:: Job ::
All entries below are to be set down again, identical to the source.

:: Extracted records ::
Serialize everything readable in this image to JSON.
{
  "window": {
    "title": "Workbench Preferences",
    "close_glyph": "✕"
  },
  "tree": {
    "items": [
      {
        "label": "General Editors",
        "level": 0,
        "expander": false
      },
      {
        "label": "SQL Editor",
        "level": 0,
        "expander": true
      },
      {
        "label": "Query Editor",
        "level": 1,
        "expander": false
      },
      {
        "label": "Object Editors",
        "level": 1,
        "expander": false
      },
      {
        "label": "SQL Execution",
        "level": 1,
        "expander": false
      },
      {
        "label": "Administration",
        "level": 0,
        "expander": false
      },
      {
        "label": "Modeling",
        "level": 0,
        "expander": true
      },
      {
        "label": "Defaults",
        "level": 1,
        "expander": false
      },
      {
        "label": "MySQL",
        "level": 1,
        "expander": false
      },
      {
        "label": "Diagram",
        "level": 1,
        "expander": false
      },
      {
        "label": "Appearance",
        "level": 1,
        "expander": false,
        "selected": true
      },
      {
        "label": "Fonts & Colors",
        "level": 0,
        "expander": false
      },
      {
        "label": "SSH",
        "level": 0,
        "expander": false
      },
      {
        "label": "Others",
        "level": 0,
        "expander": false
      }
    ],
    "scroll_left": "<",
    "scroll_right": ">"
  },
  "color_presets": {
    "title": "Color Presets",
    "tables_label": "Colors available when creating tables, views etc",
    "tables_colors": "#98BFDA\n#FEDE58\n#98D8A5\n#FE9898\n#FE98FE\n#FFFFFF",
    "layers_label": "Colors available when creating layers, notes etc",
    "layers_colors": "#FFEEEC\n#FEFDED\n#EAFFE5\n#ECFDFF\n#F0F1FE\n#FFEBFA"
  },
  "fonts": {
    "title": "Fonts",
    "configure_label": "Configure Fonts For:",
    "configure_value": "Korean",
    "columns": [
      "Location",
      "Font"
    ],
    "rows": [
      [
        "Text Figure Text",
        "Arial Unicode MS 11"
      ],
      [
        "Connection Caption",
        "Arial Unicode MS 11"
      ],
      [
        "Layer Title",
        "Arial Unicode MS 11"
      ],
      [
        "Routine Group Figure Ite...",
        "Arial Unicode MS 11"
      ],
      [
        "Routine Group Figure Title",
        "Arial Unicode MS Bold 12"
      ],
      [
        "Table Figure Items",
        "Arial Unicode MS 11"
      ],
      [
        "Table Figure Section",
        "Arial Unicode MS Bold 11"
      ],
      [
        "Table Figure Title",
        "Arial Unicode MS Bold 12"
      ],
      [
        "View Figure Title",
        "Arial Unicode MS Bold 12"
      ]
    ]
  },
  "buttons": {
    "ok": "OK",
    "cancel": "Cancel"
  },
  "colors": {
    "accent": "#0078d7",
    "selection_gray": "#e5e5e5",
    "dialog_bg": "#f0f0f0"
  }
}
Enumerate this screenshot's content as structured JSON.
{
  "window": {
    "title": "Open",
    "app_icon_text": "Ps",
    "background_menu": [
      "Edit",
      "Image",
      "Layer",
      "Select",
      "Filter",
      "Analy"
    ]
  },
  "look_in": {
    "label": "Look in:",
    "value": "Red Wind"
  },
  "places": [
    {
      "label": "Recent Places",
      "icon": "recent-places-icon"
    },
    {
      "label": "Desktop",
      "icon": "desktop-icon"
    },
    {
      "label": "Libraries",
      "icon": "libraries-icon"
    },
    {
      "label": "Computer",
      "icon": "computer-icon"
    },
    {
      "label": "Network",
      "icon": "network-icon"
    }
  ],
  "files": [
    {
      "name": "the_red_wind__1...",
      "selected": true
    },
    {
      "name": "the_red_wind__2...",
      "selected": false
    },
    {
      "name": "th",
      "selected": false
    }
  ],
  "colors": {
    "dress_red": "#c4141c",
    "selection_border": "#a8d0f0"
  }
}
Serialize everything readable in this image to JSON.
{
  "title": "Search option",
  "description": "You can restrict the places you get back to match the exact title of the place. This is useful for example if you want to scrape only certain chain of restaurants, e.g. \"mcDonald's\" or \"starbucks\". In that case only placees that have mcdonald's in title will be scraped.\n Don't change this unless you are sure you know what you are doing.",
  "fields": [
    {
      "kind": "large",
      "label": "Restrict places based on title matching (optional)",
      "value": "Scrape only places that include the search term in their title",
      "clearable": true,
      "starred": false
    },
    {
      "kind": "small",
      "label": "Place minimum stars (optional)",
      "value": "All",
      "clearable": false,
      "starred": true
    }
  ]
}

:: Task response ::
Serialize everything readable in this image to JSON.
{
  "window": {
    "title": "Workbench Preferences",
    "close_glyph": "✕"
  },
  "tree": {
    "items": [
      {
        "label": "General Editors",
        "level": 0,
        "expander": false
      },
      {
        "label": "SQL Editor",
        "level": 0,
        "expander": true
      },
      {
        "label": "Query Editor",
        "level": 1,
        "expander": false
      },
      {
        "label": "Object Editors",
        "level": 1,
        "expander": false
      },
      {
        "label": "SQL Execution",
        "level": 1,
        "expander": false
      },
      {
        "label": "Administration",
        "level": 0,
        "expander": false
      },
      {
        "label": "Modeling",
        "level": 0,
        "expander": true
      },
      {
        "label": "Defaults",
        "level": 1,
        "expander": false
      },
      {
        "label": "MySQL",
        "level": 1,
        "expander": false
      },
      {
        "label": "Diagram",
        "level": 1,
        "expander": false
      },
      {
        "label": "Appearance",
        "level": 1,
        "expander": false,
        "selected": true
      },
      {
        "label": "Fonts & Colors",
        "level": 0,
        "expander": false
      },
      {
        "label": "SSH",
        "level": 0,
        "expander": false
      },
      {
        "label": "Others",
        "level": 0,
        "expander": false
      }
    ],
    "scroll_left": "<",
    "scroll_right": ">"
  },
  "color_presets": {
    "title": "Color Presets",
    "tables_label": "Colors available when creating tables, views etc",
    "tables_colors": "#98BFDA\n#FEDE58\n#98D8A5\n#FE9898\n#FE98FE\n#FFFFFF",
    "layers_label": "Colors available when creating layers, notes etc",
    "layers_colors": "#FFEEEC\n#FEFDED\n#EAFFE5\n#ECFDFF\n#F0F1FE\n#FFEBFA"
  },
  "fonts": {
    "title": "Fonts",
    "configure_label": "Configure Fonts For:",
    "configure_value": "Korean",
    "columns": [
      "Location",
      "Font"
    ],
    "rows": [
      [
        "Text Figure Text",
        "Arial Unicode MS 11"
      ],
      [
        "Connection Caption",
        "Arial Unicode MS 11"
      ],
      [
        "Layer Title",
        "Arial Unicode MS 11"
      ],
      [
        "Routine Group Figure Ite...",
        "Arial Unicode MS 11"
      ],
      [
        "Routine Group Figure Title",
        "Arial Unicode MS Bold 12"
      ],
      [
        "Table Figure Items",
        "Arial Unicode MS 11"
      ],
      [
        "Table Figure Section",
        "Arial Unicode MS Bold 11"
      ],
      [
        "Table Figure Title",
        "Arial Unicode MS Bold 12"
      ],
      [
        "View Figure Title",
        "Arial Unicode MS Bold 12"
      ]
    ]
  },
  "buttons": {
    "ok": "OK",
    "cancel": "Cancel"
  },
  "colors": {
    "accent": "#0078d7",
    "selection_gray": "#e5e5e5",
    "dialog_bg": "#f0f0f0"
  }
}
Enumerate this screenshot's content as structured JSON.
{
  "window": {
    "title": "Open",
    "app_icon_text": "Ps",
    "background_menu": [
      "Edit",
      "Image",
      "Layer",
      "Select",
      "Filter",
      "Analy"
    ]
  },
  "look_in": {
    "label": "Look in:",
    "value": "Red Wind"
  },
  "places": [
    {
      "label": "Recent Places",
      "icon": "recent-places-icon"
    },
    {
      "label": "Desktop",
      "icon": "desktop-icon"
    },
    {
      "label": "Libraries",
      "icon": "libraries-icon"
    },
    {
      "label": "Computer",
      "icon": "computer-icon"
    },
    {
      "label": "Network",
      "icon": "network-icon"
    }
  ],
  "files": [
    {
      "name": "the_red_wind__1...",
      "selected": true
    },
    {
      "name": "the_red_wind__2...",
      "selected": false
    },
    {
      "name": "th",
      "selected": false
    }
  ],
  "colors": {
    "dress_red": "#c4141c",
    "selection_border": "#a8d0f0"
  }
}
Serialize everything readable in this image to JSON.
{
  "title": "Search option",
  "description": "You can restrict the places you get back to match the exact title of the place. This is useful for example if you want to scrape only certain chain of restaurants, e.g. \"mcDonald's\" or \"starbucks\". In that case only placees that have mcdonald's in title will be scraped.\n Don't change this unless you are sure you know what you are doing.",
  "fields": [
    {
      "kind": "large",
      "label": "Restrict places based on title matching (optional)",
      "value": "Scrape only places that include the search term in their title",
      "clearable": true,
      "starred": false
    },
    {
      "kind": "small",
      "label": "Place minimum stars (optional)",
      "value": "All",
      "clearable": false,
      "starred": true
    }
  ]
}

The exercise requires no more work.